* Exercise: Quote, without change, all of the lines that follow.

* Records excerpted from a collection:
---+---
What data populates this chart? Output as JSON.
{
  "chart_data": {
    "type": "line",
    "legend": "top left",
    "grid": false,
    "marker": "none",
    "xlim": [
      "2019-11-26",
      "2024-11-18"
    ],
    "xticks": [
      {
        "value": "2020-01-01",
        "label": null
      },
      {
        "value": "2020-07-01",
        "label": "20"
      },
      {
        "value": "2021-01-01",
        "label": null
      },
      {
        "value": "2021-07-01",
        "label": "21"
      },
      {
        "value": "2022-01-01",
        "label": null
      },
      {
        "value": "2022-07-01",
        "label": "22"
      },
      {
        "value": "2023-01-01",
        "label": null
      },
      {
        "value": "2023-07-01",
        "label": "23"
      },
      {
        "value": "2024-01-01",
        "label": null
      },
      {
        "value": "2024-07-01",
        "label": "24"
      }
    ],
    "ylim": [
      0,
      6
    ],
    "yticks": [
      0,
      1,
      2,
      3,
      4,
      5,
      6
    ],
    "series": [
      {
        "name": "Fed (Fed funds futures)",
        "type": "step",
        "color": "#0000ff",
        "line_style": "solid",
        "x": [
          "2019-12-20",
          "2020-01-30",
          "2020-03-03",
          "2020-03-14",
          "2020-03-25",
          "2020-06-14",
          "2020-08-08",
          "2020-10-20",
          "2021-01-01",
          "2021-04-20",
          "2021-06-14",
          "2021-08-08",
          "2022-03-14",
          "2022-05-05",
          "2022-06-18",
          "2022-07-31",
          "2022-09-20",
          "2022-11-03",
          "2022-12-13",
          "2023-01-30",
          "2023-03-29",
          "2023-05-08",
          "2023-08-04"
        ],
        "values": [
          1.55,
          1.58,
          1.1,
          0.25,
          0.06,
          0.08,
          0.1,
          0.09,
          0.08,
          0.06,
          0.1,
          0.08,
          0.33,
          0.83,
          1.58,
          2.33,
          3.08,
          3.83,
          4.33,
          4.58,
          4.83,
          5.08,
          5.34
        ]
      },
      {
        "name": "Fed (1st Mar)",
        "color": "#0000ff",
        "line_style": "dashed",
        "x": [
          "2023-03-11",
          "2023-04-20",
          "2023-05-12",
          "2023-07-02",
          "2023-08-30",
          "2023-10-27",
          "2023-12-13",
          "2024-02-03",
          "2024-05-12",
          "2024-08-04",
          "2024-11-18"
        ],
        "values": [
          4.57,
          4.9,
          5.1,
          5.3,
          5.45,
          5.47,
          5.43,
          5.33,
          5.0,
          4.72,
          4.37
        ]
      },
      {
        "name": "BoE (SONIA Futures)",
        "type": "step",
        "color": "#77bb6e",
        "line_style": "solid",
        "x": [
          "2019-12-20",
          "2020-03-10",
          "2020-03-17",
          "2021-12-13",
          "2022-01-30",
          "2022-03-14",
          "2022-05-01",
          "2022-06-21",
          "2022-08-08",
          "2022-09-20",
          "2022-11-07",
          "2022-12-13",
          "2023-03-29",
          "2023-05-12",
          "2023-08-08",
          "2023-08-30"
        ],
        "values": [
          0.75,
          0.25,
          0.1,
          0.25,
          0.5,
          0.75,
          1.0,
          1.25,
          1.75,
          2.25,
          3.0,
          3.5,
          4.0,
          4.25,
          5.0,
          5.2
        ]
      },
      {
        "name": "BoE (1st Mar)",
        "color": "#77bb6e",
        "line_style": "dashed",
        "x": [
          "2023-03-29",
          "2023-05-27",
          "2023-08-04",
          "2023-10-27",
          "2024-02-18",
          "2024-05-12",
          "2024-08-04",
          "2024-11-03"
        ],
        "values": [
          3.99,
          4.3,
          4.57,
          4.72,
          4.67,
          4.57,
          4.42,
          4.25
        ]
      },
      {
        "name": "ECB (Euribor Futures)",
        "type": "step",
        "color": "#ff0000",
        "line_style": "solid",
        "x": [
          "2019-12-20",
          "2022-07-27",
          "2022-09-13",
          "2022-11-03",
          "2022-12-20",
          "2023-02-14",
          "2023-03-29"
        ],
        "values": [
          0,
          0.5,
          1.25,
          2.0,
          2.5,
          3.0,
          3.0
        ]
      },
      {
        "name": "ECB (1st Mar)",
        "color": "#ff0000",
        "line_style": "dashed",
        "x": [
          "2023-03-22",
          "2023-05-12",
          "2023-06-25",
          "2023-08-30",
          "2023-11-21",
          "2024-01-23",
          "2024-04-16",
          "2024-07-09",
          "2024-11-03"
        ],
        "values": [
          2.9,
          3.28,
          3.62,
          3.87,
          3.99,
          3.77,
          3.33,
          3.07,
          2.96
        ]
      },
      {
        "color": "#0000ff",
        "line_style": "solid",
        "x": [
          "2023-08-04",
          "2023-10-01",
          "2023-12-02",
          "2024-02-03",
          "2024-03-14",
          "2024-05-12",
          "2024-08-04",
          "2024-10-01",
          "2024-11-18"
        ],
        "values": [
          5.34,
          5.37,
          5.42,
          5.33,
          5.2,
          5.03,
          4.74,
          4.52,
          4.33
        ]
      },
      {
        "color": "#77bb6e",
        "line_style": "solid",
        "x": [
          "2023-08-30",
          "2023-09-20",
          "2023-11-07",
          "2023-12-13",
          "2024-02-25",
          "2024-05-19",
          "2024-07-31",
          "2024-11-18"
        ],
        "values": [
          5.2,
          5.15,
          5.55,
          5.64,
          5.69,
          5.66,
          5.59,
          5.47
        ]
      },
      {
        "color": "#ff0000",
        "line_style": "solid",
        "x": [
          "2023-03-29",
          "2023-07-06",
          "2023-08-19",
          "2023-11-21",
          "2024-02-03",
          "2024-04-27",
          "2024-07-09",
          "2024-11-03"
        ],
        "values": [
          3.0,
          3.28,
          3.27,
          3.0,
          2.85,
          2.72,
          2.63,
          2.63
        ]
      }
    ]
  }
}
---+---
* Exercise answer:
What data populates this chart? Output as JSON.
{
  "chart_data": {
    "type": "line",
    "legend": "top left",
    "grid": false,
    "marker": "none",
    "xlim": [
      "2019-11-26",
      "2024-11-18"
    ],
    "xticks": [
      {
        "value": "2020-01-01",
        "label": null
      },
      {
        "value": "2020-07-01",
        "label": "20"
      },
      {
        "value": "2021-01-01",
        "label": null
      },
      {
        "value": "2021-07-01",
        "label": "21"
      },
      {
        "value": "2022-01-01",
        "label": null
      },
      {
        "value": "2022-07-01",
        "label": "22"
      },
      {
        "value": "2023-01-01",
        "label": null
      },
      {
        "value": "2023-07-01",
        "label": "23"
      },
      {
        "value": "2024-01-01",
        "label": null
      },
      {
        "value": "2024-07-01",
        "label": "24"
      }
    ],
    "ylim": [
      0,
      6
    ],
    "yticks": [
      0,
      1,
      2,
      3,
      4,
      5,
      6
    ],
    "series": [
      {
        "name": "Fed (Fed funds futures)",
        "type": "step",
        "color": "#0000ff",
        "line_style": "solid",
        "x": [
          "2019-12-20",
          "2020-01-30",
          "2020-03-03",
          "2020-03-14",
          "2020-03-25",
          "2020-06-14",
          "2020-08-08",
          "2020-10-20",
          "2021-01-01",
          "2021-04-20",
          "2021-06-14",
          "2021-08-08",
          "2022-03-14",
          "2022-05-05",
          "2022-06-18",
          "2022-07-31",
          "2022-09-20",
          "2022-11-03",
          "2022-12-13",
          "2023-01-30",
          "2023-03-29",
          "2023-05-08",
          "2023-08-04"
        ],
        "values": [
          1.55,
          1.58,
          1.1,
          0.25,
          0.06,
          0.08,
          0.1,
          0.09,
          0.08,
          0.06,
          0.1,
          0.08,
          0.33,
          0.83,
          1.58,
          2.33,
          3.08,
          3.83,
          4.33,
          4.58,
          4.83,
          5.08,
          5.34
        ]
      },
      {
        "name": "Fed (1st Mar)",
        "color": "#0000ff",
        "line_style": "dashed",
        "x": [
          "2023-03-11",
          "2023-04-20",
          "2023-05-12",
          "2023-07-02",
          "2023-08-30",
          "2023-10-27",
          "2023-12-13",
          "2024-02-03",
          "2024-05-12",
          "2024-08-04",
          "2024-11-18"
        ],
        "values": [
          4.57,
          4.9,
          5.1,
          5.3,
          5.45,
          5.47,
          5.43,
          5.33,
          5.0,
          4.72,
          4.37
        ]
      },
      {
        "name": "BoE (SONIA Futures)",
        "type": "step",
        "color": "#77bb6e",
        "line_style": "solid",
        "x": [
          "2019-12-20",
          "2020-03-10",
          "2020-03-17",
          "2021-12-13",
          "2022-01-30",
          "2022-03-14",
          "2022-05-01",
          "2022-06-21",
          "2022-08-08",
          "2022-09-20",
          "2022-11-07",
          "2022-12-13",
          "2023-03-29",
          "2023-05-12",
          "2023-08-08",
          "2023-08-30"
        ],
        "values": [
          0.75,
          0.25,
          0.1,
          0.25,
          0.5,
          0.75,
          1.0,
          1.25,
          1.75,
          2.25,
          3.0,
          3.5,
          4.0,
          4.25,
          5.0,
          5.2
        ]
      },
      {
        "name": "BoE (1st Mar)",
        "color": "#77bb6e",
        "line_style": "dashed",
        "x": [
          "2023-03-29",
          "2023-05-27",
          "2023-08-04",
          "2023-10-27",
          "2024-02-18",
          "2024-05-12",
          "2024-08-04",
          "2024-11-03"
        ],
        "values": [
          3.99,
          4.3,
          4.57,
          4.72,
          4.67,
          4.57,
          4.42,
          4.25
        ]
      },
      {
        "name": "ECB (Euribor Futures)",
        "type": "step",
        "color": "#ff0000",
        "line_style": "solid",
        "x": [
          "2019-12-20",
          "2022-07-27",
          "2022-09-13",
          "2022-11-03",
          "2022-12-20",
          "2023-02-14",
          "2023-03-29"
        ],
        "values": [
          0,
          0.5,
          1.25,
          2.0,
          2.5,
          3.0,
          3.0
        ]
      },
      {
        "name": "ECB (1st Mar)",
        "color": "#ff0000",
        "line_style": "dashed",
        "x": [
          "2023-03-22",
          "2023-05-12",
          "2023-06-25",
          "2023-08-30",
          "2023-11-21",
          "2024-01-23",
          "2024-04-16",
          "2024-07-09",
          "2024-11-03"
        ],
        "values": [
          2.9,
          3.28,
          3.62,
          3.87,
          3.99,
          3.77,
          3.33,
          3.07,
          2.96
        ]
      },
      {
        "color": "#0000ff",
        "line_style": "solid",
        "x": [
          "2023-08-04",
          "2023-10-01",
          "2023-12-02",
          "2024-02-03",
          "2024-03-14",
          "2024-05-12",
          "2024-08-04",
          "2024-10-01",
          "2024-11-18"
        ],
        "values": [
          5.34,
          5.37,
          5.42,
          5.33,
          5.2,
          5.03,
          4.74,
          4.52,
          4.33
        ]
      },
      {
        "color": "#77bb6e",
        "line_style": "solid",
        "x": [
          "2023-08-30",
          "2023-09-20",
          "2023-11-07",
          "2023-12-13",
          "2024-02-25",
          "2024-05-19",
          "2024-07-31",
          "2024-11-18"
        ],
        "values": [
          5.2,
          5.15,
          5.55,
          5.64,
          5.69,
          5.66,
          5.59,
          5.47
        ]
      },
      {
        "color": "#ff0000",
        "line_style": "solid",
        "x": [
          "2023-03-29",
          "2023-07-06",
          "2023-08-19",
          "2023-11-21",
          "2024-02-03",
          "2024-04-27",
          "2024-07-09",
          "2024-11-03"
        ],
        "values": [
          3.0,
          3.28,
          3.27,
          3.0,
          2.85,
          2.72,
          2.63,
          2.63
        ]
      }
    ]
  }
}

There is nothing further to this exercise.